RECORDS FOR PROCESSING.
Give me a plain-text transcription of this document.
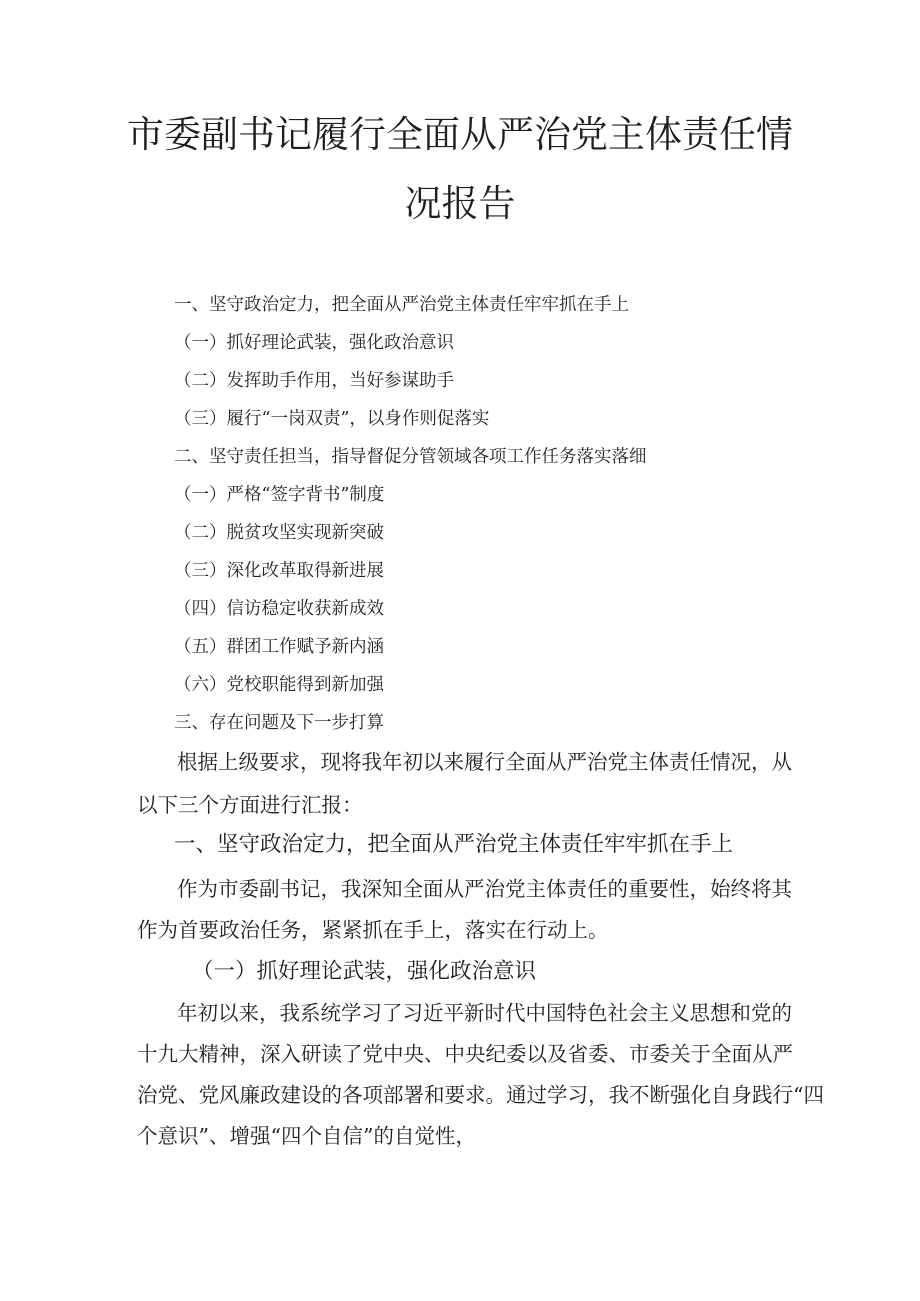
市委副书记履行全面从严治党主体责任情
况报告
一、坚守政治定力，把全面从严治党主体责任牢牢抓在手上
（一）抓好理论武装，强化政治意识
（二）发挥助手作用，当好参谋助手
（三）履行“一岗双责”，以身作则促落实
二、坚守责任担当，指导督促分管领域各项工作任务落实落细
（一）严格“签字背书”制度
（二）脱贫攻坚实现新突破
（三）深化改革取得新进展
（四）信访稳定收获新成效
（五）群团工作赋予新内涵
（六）党校职能得到新加强
三、存在问题及下一步打算
根据上级要求，现将我年初以来履行全面从严治党主体责任情况，从
以下三个方面进行汇报：
一、坚守政治定力，把全面从严治党主体责任牢牢抓在手上
作为市委副书记，我深知全面从严治党主体责任的重要性，始终将其
作为首要政治任务，紧紧抓在手上，落实在行动上。
（一）抓好理论武装，强化政治意识
年初以来，我系统学习了习近平新时代中国特色社会主义思想和党的
十九大精神，深入研读了党中央、中央纪委以及省委、市委关于全面从严
治党、党风廉政建设的各项部署和要求。通过学习，我不断强化自身践行“四
个意识”、增强“四个自信”的自觉性，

TASK DESCRIPTION.
Reproduce each line exactly, please, except for any pictures.

SOLVED PROBLEM.
Give me a plain-text transcription of this document.
市委副书记履行全面从严治党主体责任情
况报告
一、坚守政治定力，把全面从严治党主体责任牢牢抓在手上
（一）抓好理论武装，强化政治意识
（二）发挥助手作用，当好参谋助手
（三）履行“一岗双责”，以身作则促落实
二、坚守责任担当，指导督促分管领域各项工作任务落实落细
（一）严格“签字背书”制度
（二）脱贫攻坚实现新突破
（三）深化改革取得新进展
（四）信访稳定收获新成效
（五）群团工作赋予新内涵
（六）党校职能得到新加强
三、存在问题及下一步打算
根据上级要求，现将我年初以来履行全面从严治党主体责任情况，从
以下三个方面进行汇报：
一、坚守政治定力，把全面从严治党主体责任牢牢抓在手上
作为市委副书记，我深知全面从严治党主体责任的重要性，始终将其
作为首要政治任务，紧紧抓在手上，落实在行动上。
（一）抓好理论武装，强化政治意识
年初以来，我系统学习了习近平新时代中国特色社会主义思想和党的
十九大精神，深入研读了党中央、中央纪委以及省委、市委关于全面从严
治党、党风廉政建设的各项部署和要求。通过学习，我不断强化自身践行“四
个意识”、增强“四个自信”的自觉性，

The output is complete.